Quote the records below in full, exactly as given, with the images taken out.

Source data:
==================================================
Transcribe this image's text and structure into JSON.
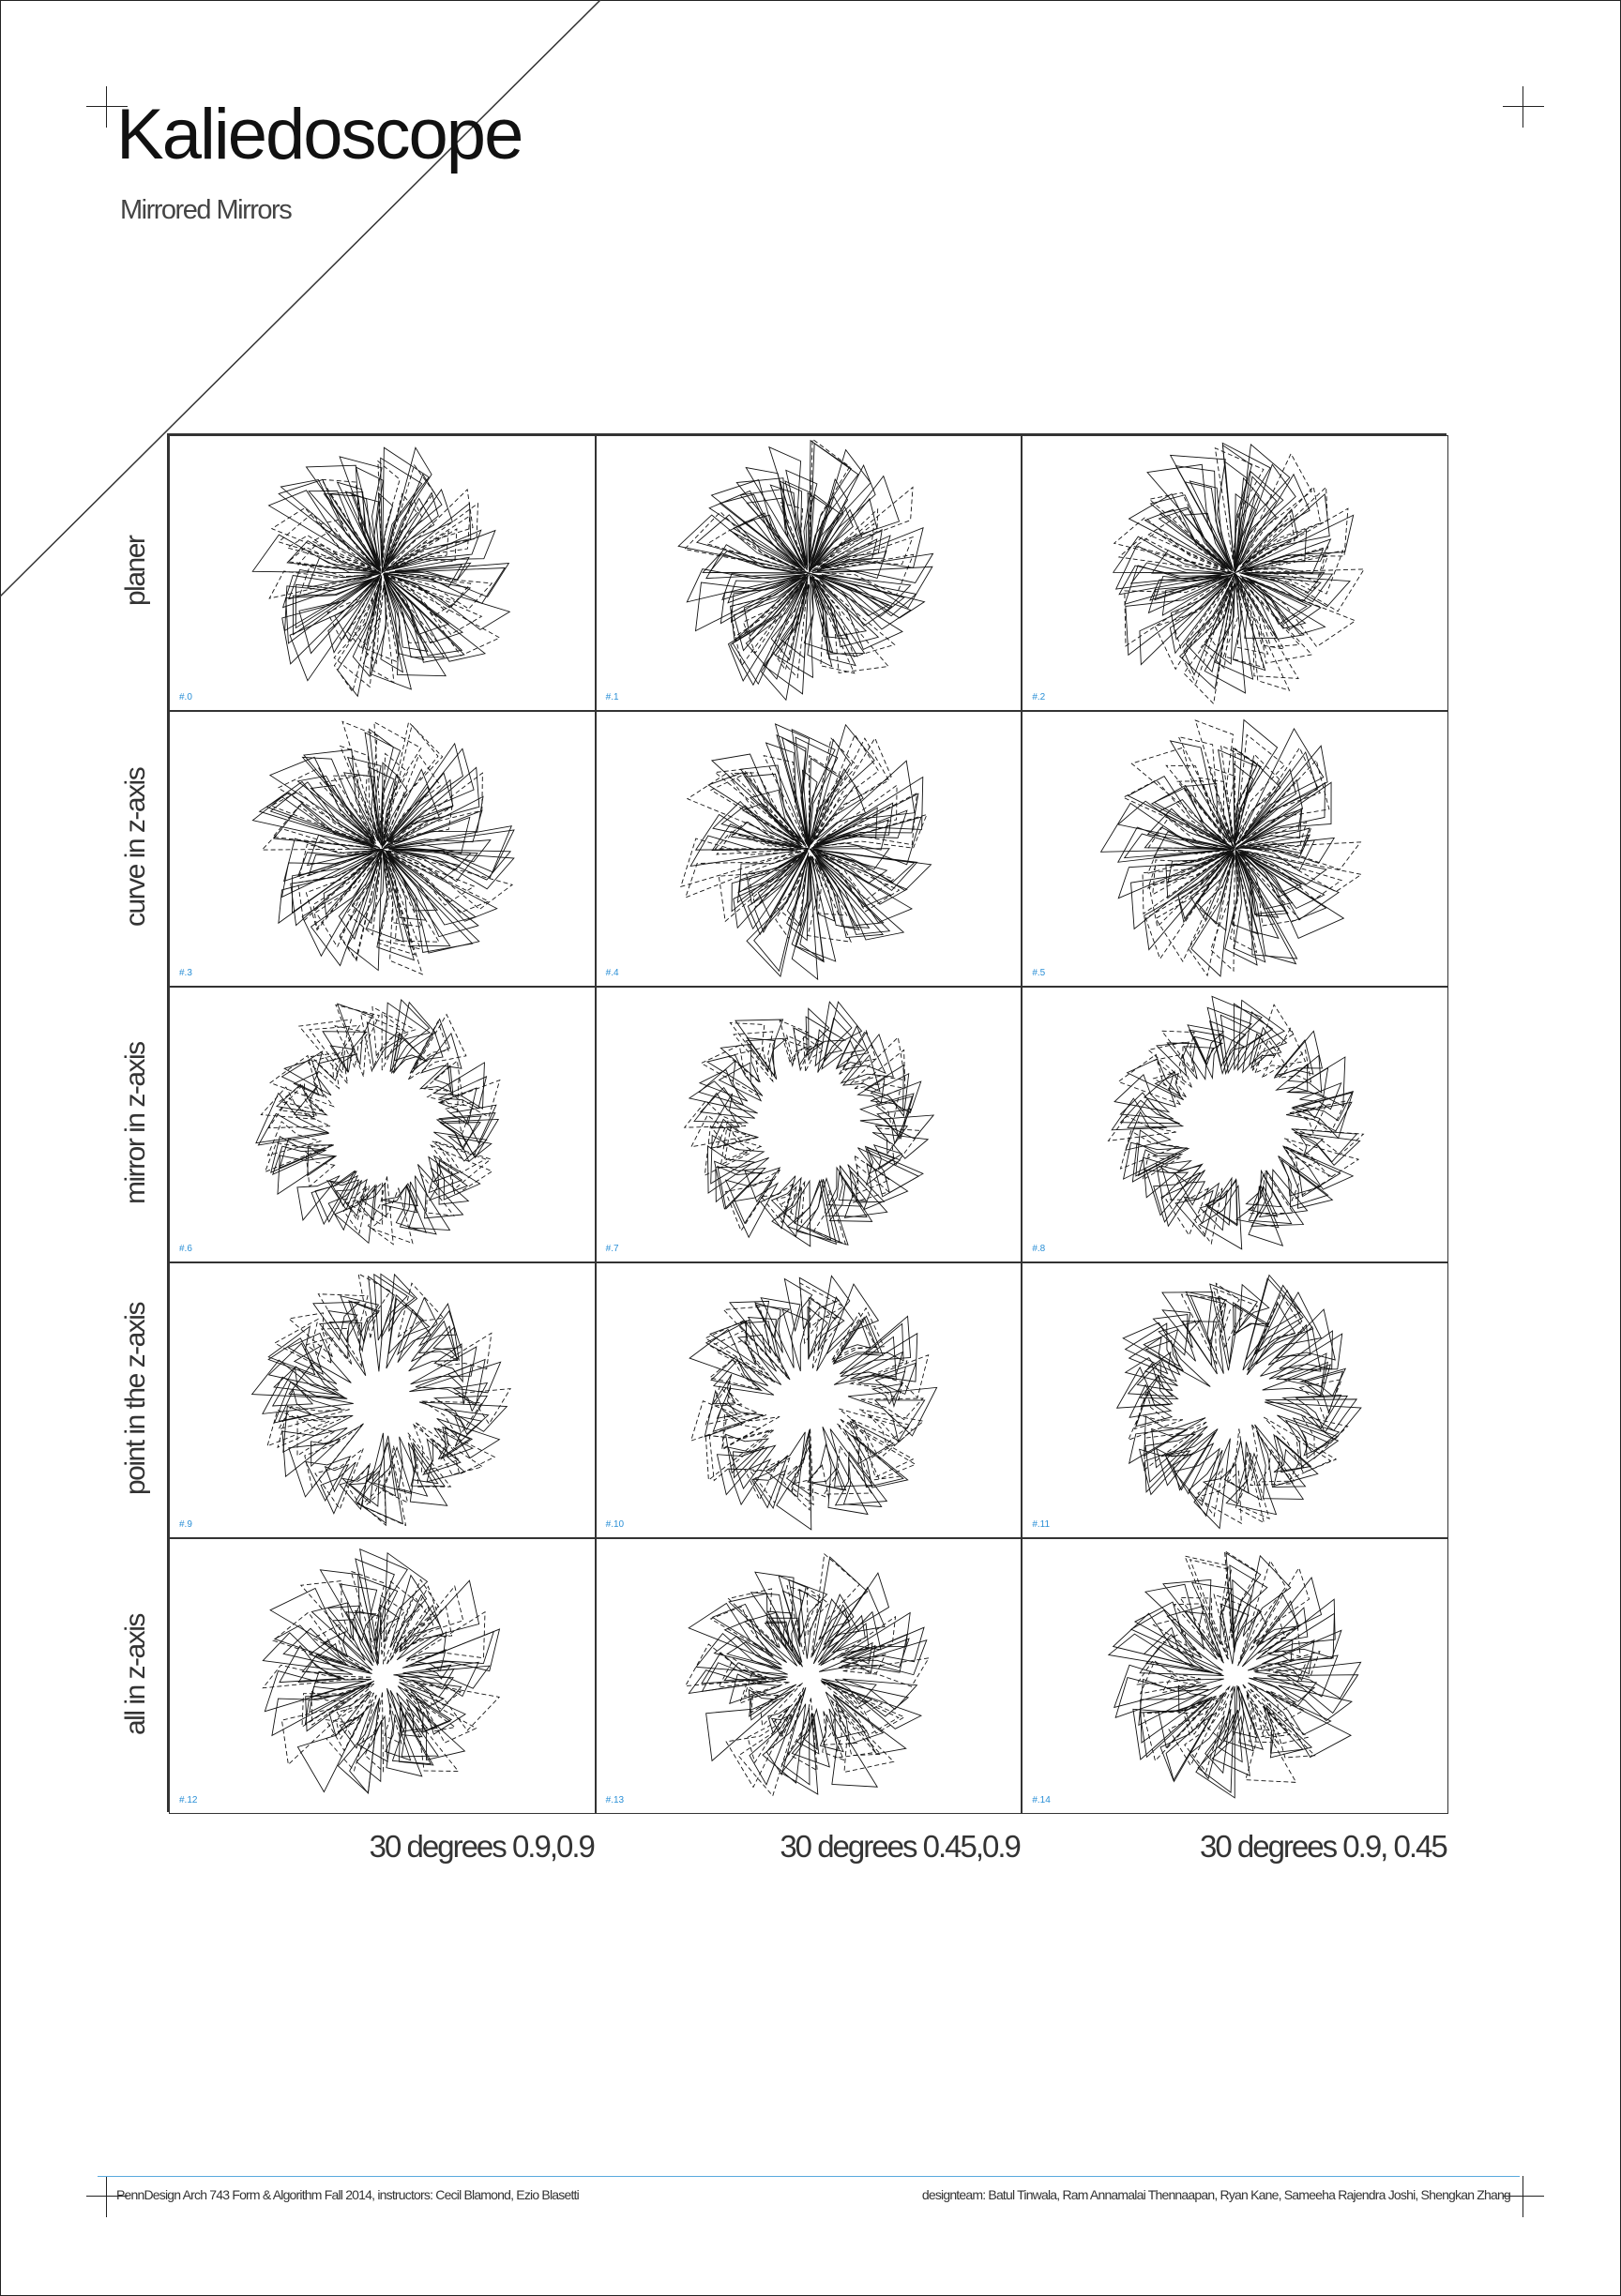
{
  "title": "Kaliedoscope",
  "subtitle": "Mirrored Mirrors",
  "rows": [
    "planer",
    "curve in z-axis",
    "mirror in z-axis",
    "point in the z-axis",
    "all in z-axis"
  ],
  "columns": [
    "30 degrees 0.9,0.9",
    "30 degrees 0.45,0.9",
    "30 degrees 0.9, 0.45"
  ],
  "cells": [
    "#.0",
    "#.1",
    "#.2",
    "#.3",
    "#.4",
    "#.5",
    "#.6",
    "#.7",
    "#.8",
    "#.9",
    "#.10",
    "#.11",
    "#.12",
    "#.13",
    "#.14"
  ],
  "footer": {
    "course": "PennDesign Arch 743 Form & Algorithm Fall 2014, instructors: Cecil Blamond, Ezio Blasetti",
    "team": "designteam: Batul Tinwala, Ram Annamalai Thennaapan, Ryan Kane, Sameeha Rajendra Joshi, Shengkan Zhang"
  },
  "colors": {
    "accent": "#2a8fd6",
    "line": "#111111"
  }
}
==================================================
The solution:
Transcribe this image's text and structure into JSON.
{
  "title": "Kaliedoscope",
  "subtitle": "Mirrored Mirrors",
  "rows": [
    "planer",
    "curve in z-axis",
    "mirror in z-axis",
    "point in the z-axis",
    "all in z-axis"
  ],
  "columns": [
    "30 degrees 0.9,0.9",
    "30 degrees 0.45,0.9",
    "30 degrees 0.9, 0.45"
  ],
  "cells": [
    "#.0",
    "#.1",
    "#.2",
    "#.3",
    "#.4",
    "#.5",
    "#.6",
    "#.7",
    "#.8",
    "#.9",
    "#.10",
    "#.11",
    "#.12",
    "#.13",
    "#.14"
  ],
  "footer": {
    "course": "PennDesign Arch 743 Form & Algorithm Fall 2014, instructors: Cecil Blamond, Ezio Blasetti",
    "team": "designteam: Batul Tinwala, Ram Annamalai Thennaapan, Ryan Kane, Sameeha Rajendra Joshi, Shengkan Zhang"
  },
  "colors": {
    "accent": "#2a8fd6",
    "line": "#111111"
  }
}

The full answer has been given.